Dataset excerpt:

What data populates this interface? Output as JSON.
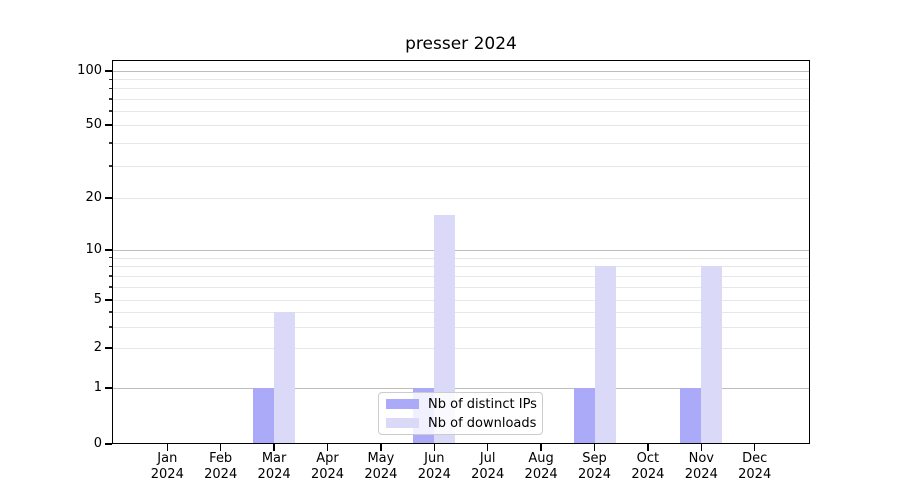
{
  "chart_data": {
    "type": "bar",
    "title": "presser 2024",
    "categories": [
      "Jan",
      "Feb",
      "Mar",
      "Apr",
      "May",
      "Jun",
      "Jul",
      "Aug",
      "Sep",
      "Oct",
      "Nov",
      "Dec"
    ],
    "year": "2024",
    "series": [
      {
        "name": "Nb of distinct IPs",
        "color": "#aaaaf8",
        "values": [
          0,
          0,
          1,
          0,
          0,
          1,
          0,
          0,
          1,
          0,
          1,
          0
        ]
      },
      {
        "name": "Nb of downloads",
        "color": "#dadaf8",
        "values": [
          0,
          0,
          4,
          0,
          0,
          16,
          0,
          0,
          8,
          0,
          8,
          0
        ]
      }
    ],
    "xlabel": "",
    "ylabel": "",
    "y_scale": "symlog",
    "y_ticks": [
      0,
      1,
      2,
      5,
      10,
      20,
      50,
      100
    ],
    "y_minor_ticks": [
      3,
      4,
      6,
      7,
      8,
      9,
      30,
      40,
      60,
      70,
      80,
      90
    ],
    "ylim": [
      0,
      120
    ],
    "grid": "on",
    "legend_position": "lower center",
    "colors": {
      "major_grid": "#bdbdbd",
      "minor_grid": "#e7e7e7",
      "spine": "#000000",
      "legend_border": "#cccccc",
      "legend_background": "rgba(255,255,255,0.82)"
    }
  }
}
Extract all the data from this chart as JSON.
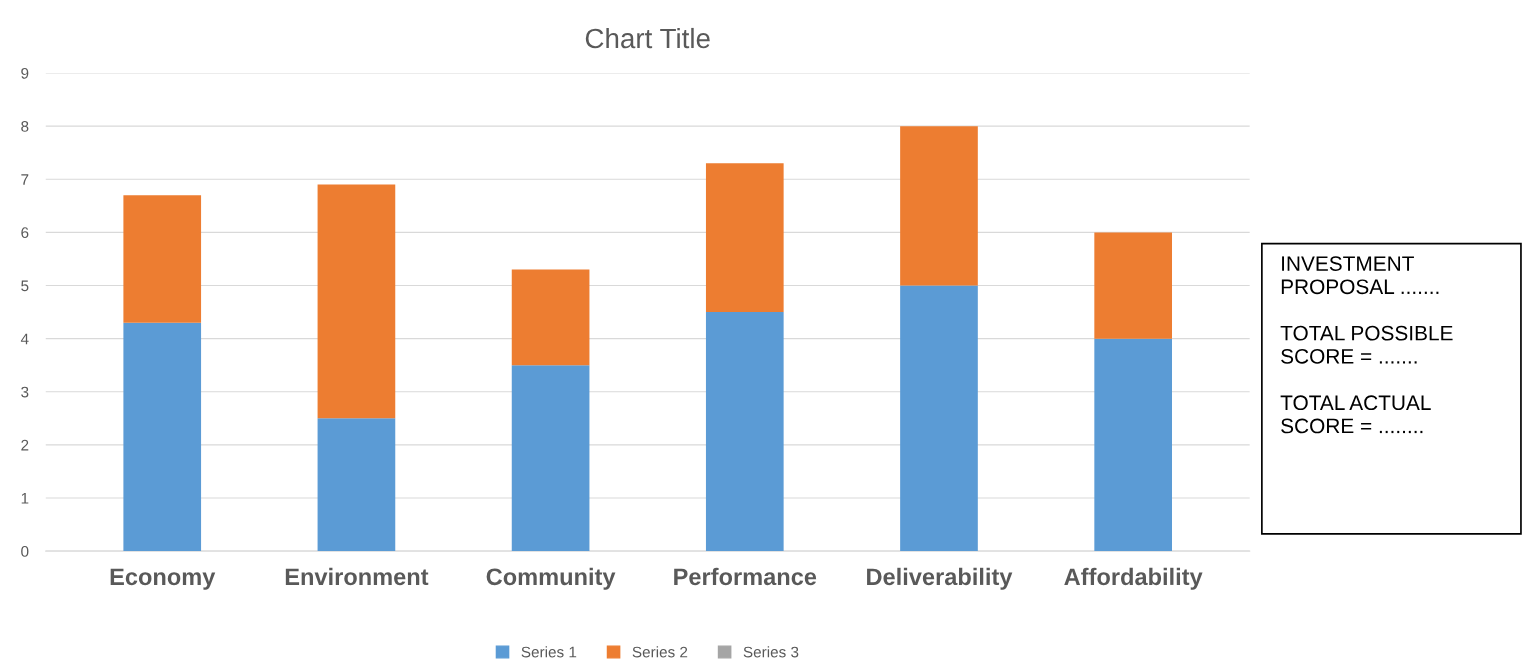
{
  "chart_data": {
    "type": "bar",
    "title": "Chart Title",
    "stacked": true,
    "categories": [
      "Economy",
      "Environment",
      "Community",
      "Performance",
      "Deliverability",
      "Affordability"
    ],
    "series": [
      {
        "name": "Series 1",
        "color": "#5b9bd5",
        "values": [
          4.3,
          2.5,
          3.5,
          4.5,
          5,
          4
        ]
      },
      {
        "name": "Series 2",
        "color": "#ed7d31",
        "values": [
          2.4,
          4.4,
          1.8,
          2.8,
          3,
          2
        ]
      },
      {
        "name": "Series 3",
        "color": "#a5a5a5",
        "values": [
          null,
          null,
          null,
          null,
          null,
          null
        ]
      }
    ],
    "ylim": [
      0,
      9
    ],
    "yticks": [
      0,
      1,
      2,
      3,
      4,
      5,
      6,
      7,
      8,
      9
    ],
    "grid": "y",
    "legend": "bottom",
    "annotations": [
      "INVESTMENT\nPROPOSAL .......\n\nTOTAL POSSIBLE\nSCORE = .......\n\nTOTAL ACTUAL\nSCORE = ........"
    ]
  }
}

WHAT YOU NEED TO DO: Look through the material above and pick out each line holding the word "title".

TASK RESPONSE:
    "title": "presser 2024",
    "title": "Chart Title",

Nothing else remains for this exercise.